* **Set task**: Filter the entries that follow, copying every line in which the word "this" appears.

____ Stored data

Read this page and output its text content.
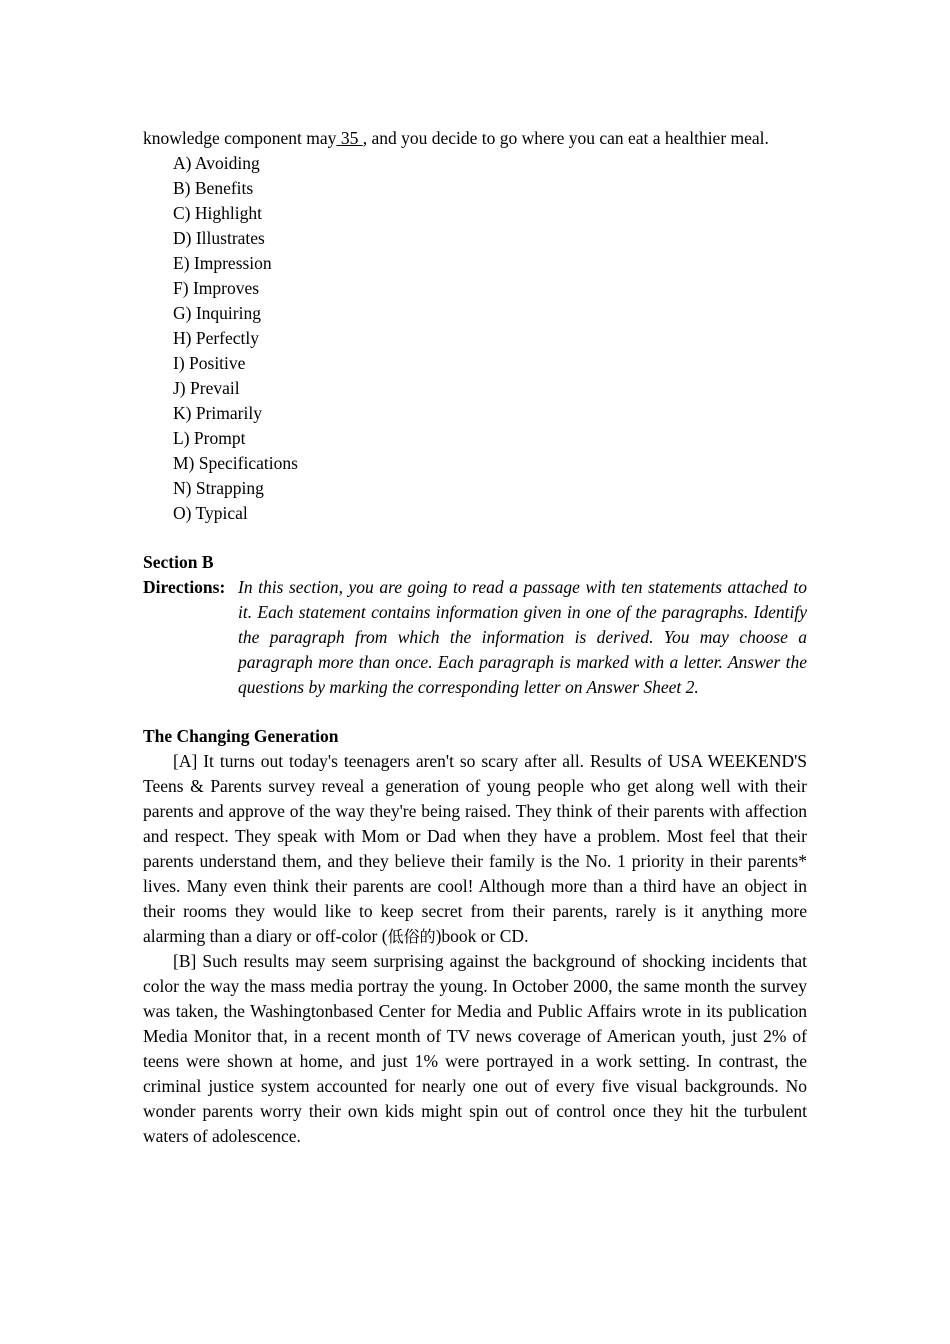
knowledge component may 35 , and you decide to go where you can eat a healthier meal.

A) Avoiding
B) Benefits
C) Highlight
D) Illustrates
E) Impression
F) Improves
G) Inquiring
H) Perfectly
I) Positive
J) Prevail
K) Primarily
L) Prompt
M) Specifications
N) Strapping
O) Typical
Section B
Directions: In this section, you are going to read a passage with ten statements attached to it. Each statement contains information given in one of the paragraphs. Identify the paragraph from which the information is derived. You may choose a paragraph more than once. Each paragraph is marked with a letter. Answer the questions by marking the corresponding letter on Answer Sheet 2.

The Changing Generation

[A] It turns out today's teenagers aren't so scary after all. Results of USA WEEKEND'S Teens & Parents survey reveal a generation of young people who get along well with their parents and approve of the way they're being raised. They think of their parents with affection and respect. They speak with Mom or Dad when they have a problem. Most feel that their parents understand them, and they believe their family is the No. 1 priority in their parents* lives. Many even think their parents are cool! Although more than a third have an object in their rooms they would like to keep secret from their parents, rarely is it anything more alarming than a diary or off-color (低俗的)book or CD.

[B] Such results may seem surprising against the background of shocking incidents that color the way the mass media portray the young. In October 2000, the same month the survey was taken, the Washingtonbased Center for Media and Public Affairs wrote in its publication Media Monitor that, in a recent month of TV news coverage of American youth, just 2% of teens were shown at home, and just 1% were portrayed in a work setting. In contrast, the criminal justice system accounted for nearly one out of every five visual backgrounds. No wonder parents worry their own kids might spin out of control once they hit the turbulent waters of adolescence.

________

* **Exercise answer**:
Read this page and output its text content.
Directions: In this section, you are going to read a passage with ten statements attached to it. Each statement contains information given in one of the paragraphs. Identify the paragraph from which the information is derived. You may choose a paragraph more than once. Each paragraph is marked with a letter. Answer the questions by marking the corresponding letter on Answer Sheet 2.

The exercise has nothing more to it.